• **Task to carry out**:
Images embedded in the records are excluded; print everything else exactly as given.

★ ★ ★

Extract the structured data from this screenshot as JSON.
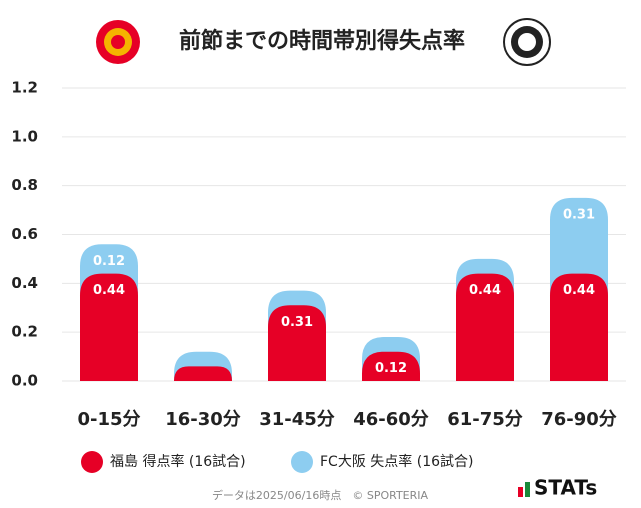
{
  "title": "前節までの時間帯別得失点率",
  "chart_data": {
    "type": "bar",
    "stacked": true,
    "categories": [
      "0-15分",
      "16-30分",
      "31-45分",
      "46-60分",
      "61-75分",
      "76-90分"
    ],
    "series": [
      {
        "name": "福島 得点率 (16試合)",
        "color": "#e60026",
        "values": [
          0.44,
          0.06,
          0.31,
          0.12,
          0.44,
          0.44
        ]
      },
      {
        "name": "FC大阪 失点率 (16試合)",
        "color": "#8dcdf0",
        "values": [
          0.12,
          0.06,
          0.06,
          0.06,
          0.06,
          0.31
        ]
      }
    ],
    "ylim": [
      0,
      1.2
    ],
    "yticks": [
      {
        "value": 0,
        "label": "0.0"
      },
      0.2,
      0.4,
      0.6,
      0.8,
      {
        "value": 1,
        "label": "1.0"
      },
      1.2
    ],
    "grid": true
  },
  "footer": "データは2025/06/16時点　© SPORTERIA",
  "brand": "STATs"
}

★ ★ ★

• **Exercise answer**:
Extract the structured data from this screenshot as JSON.
{
  "title": "前節までの時間帯別得失点率",
  "chart_data": {
    "type": "bar",
    "stacked": true,
    "categories": [
      "0-15分",
      "16-30分",
      "31-45分",
      "46-60分",
      "61-75分",
      "76-90分"
    ],
    "series": [
      {
        "name": "福島 得点率 (16試合)",
        "color": "#e60026",
        "values": [
          0.44,
          0.06,
          0.31,
          0.12,
          0.44,
          0.44
        ]
      },
      {
        "name": "FC大阪 失点率 (16試合)",
        "color": "#8dcdf0",
        "values": [
          0.12,
          0.06,
          0.06,
          0.06,
          0.06,
          0.31
        ]
      }
    ],
    "ylim": [
      0,
      1.2
    ],
    "yticks": [
      {
        "value": 0,
        "label": "0.0"
      },
      0.2,
      0.4,
      0.6,
      0.8,
      {
        "value": 1,
        "label": "1.0"
      },
      1.2
    ],
    "grid": true
  },
  "footer": "データは2025/06/16時点　© SPORTERIA",
  "brand": "STATs"
}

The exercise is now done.